- _Short exercise_
Lift out all lines below that contain "album".

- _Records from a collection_
BEGIN

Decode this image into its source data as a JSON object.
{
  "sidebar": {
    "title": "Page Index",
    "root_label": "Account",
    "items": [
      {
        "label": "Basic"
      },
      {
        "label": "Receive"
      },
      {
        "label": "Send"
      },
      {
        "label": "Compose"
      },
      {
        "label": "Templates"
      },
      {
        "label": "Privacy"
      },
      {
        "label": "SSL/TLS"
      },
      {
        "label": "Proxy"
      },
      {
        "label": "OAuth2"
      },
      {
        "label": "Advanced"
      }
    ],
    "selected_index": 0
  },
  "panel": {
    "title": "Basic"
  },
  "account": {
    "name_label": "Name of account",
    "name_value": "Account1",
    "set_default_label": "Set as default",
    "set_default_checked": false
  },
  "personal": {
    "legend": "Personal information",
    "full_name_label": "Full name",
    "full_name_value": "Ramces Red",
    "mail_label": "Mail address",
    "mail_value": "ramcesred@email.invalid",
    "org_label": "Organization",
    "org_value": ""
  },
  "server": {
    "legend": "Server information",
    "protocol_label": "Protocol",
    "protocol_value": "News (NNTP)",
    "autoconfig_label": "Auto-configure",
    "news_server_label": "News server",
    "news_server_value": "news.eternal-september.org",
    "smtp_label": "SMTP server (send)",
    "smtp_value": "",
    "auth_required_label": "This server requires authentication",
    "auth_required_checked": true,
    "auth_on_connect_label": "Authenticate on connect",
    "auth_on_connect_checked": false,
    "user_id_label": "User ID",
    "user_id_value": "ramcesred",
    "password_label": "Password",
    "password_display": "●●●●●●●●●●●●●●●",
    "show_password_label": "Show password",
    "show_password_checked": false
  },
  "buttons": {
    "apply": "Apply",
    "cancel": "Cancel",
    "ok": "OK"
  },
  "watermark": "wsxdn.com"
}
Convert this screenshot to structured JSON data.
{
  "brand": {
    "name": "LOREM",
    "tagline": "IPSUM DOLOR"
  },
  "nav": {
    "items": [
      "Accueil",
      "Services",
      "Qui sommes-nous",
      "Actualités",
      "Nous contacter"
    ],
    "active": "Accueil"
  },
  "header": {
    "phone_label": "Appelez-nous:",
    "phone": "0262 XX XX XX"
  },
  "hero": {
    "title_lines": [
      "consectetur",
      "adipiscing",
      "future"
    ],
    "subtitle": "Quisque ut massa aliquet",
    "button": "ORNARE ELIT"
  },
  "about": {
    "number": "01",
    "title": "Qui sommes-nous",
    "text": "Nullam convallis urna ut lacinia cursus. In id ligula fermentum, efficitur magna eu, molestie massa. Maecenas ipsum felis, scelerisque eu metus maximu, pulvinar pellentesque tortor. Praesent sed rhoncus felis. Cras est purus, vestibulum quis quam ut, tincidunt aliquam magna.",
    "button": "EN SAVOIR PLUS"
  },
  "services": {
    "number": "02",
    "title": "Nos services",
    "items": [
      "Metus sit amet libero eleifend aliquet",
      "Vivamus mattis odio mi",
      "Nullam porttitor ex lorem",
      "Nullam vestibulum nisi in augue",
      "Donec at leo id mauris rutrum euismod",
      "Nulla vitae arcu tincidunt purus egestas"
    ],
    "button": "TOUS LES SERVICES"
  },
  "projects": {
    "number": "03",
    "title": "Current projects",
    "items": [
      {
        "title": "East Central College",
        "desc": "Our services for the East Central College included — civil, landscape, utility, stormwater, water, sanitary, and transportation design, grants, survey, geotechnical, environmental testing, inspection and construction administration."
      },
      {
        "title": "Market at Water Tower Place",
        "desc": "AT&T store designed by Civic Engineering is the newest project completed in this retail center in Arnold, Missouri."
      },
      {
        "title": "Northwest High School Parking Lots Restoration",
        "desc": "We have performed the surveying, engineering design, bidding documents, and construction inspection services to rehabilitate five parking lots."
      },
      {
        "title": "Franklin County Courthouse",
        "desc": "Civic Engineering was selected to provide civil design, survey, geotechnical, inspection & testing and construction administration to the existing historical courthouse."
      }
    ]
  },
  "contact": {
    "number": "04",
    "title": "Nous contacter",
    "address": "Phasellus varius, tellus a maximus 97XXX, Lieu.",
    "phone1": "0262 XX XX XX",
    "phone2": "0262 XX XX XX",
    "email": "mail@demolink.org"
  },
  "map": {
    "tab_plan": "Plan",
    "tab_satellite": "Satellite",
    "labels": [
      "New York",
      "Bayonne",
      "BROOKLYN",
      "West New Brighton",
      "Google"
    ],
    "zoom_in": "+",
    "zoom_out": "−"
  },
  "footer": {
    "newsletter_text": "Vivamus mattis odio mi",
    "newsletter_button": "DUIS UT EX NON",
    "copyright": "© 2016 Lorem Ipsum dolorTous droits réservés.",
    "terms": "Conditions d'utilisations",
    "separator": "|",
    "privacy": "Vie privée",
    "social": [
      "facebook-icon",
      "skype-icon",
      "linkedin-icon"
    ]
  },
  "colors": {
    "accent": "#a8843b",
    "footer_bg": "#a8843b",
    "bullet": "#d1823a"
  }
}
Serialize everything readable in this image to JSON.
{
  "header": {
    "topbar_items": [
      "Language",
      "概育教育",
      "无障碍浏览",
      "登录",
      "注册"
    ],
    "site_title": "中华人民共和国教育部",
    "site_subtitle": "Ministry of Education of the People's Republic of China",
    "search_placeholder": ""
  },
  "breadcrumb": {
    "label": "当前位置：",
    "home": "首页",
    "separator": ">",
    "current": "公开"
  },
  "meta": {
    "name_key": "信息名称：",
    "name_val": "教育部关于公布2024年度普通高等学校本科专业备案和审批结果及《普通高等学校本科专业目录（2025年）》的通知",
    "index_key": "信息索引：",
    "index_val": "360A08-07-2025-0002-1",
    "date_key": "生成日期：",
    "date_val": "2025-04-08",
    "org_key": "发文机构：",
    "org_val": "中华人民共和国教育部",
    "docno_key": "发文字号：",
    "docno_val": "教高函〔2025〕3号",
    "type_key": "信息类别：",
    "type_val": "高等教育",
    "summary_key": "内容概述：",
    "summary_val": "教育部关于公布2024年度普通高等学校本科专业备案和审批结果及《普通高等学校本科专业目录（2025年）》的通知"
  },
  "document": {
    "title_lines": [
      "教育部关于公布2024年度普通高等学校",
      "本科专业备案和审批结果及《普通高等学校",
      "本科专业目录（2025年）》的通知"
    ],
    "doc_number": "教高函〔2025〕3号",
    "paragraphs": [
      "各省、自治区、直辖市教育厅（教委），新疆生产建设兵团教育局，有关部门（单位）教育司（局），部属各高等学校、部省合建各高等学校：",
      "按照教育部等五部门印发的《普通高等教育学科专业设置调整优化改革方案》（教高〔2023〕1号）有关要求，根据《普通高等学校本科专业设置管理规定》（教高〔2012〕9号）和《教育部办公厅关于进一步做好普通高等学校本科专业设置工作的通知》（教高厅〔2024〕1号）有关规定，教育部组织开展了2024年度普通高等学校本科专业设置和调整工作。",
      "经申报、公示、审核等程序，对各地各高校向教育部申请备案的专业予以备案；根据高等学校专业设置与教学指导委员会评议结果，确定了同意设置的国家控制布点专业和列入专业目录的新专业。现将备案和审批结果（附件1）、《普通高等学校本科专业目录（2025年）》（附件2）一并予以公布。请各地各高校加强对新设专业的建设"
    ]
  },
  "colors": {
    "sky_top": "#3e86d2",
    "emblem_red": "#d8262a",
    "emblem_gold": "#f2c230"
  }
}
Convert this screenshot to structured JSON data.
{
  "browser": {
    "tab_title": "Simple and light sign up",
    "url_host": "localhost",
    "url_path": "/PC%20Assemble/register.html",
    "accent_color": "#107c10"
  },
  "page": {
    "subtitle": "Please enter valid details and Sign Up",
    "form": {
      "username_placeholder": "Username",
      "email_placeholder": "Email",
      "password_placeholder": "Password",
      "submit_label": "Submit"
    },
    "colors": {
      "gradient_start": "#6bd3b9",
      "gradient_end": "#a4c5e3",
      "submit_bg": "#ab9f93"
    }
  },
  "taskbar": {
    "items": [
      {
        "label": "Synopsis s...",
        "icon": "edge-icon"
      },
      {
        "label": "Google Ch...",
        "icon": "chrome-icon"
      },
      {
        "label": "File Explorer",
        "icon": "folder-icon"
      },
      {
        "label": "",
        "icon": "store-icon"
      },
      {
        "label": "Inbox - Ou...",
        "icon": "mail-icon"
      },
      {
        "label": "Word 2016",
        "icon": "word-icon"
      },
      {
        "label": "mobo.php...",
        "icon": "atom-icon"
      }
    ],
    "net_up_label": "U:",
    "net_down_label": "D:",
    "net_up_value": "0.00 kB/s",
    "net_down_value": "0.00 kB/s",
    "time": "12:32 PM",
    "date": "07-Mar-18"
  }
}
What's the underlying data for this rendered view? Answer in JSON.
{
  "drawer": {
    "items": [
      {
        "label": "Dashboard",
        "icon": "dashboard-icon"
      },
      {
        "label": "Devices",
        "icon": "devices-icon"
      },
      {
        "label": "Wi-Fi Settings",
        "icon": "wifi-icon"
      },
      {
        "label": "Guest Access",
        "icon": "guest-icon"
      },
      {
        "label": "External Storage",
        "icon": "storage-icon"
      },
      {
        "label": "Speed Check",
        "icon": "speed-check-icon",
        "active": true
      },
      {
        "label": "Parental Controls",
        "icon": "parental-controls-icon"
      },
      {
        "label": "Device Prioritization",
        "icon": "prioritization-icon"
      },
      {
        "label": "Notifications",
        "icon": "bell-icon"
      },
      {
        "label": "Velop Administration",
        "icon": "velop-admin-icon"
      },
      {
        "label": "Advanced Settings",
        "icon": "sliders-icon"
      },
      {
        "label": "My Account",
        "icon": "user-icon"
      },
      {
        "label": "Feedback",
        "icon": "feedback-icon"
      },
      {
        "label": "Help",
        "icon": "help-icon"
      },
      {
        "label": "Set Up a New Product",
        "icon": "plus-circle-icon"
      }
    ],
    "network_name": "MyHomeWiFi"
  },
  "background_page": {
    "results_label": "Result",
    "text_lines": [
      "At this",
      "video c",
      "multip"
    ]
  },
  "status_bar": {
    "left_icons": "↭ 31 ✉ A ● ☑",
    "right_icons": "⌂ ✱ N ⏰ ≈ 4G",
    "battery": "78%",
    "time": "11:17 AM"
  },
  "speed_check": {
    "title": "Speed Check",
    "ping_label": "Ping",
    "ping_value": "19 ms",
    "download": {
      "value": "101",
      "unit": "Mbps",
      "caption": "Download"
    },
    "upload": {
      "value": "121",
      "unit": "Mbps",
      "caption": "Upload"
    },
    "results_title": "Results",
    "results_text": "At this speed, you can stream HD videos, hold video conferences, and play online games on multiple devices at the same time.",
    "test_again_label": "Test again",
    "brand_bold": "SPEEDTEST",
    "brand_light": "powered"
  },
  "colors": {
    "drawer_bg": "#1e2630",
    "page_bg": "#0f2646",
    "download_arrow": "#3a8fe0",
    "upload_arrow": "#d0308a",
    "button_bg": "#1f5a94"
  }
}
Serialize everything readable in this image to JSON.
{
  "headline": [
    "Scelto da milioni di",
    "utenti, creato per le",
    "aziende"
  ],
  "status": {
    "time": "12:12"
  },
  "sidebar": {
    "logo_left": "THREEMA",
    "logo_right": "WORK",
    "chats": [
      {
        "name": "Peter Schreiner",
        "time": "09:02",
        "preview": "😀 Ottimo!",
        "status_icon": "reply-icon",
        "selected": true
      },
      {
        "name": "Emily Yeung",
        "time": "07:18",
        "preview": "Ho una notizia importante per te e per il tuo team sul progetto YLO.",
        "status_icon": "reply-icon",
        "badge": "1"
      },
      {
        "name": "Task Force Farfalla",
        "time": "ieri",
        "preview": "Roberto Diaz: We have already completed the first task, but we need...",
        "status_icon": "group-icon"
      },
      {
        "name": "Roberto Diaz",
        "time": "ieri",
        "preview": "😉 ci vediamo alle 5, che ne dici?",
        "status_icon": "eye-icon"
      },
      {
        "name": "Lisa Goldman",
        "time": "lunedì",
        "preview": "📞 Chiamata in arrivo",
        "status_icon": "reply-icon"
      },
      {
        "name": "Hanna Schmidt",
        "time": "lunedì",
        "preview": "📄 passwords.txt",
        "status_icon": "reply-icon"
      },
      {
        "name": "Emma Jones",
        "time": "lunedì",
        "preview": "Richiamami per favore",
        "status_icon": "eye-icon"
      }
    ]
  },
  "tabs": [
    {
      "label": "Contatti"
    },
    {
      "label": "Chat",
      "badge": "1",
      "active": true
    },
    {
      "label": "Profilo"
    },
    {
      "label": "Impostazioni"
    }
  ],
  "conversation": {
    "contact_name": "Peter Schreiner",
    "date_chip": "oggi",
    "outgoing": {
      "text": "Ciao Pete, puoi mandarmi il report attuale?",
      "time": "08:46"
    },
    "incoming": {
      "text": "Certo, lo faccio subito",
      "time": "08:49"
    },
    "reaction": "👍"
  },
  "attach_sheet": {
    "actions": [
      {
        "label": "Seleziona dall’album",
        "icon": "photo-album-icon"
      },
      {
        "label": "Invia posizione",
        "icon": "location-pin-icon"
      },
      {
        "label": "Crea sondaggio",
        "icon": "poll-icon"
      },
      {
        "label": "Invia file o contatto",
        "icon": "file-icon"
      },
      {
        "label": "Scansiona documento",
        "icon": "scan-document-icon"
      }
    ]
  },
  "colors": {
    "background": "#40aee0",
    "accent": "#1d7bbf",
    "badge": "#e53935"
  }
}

END

- _Exercise result_
        "label": "Seleziona dall’album",
        "icon": "photo-album-icon"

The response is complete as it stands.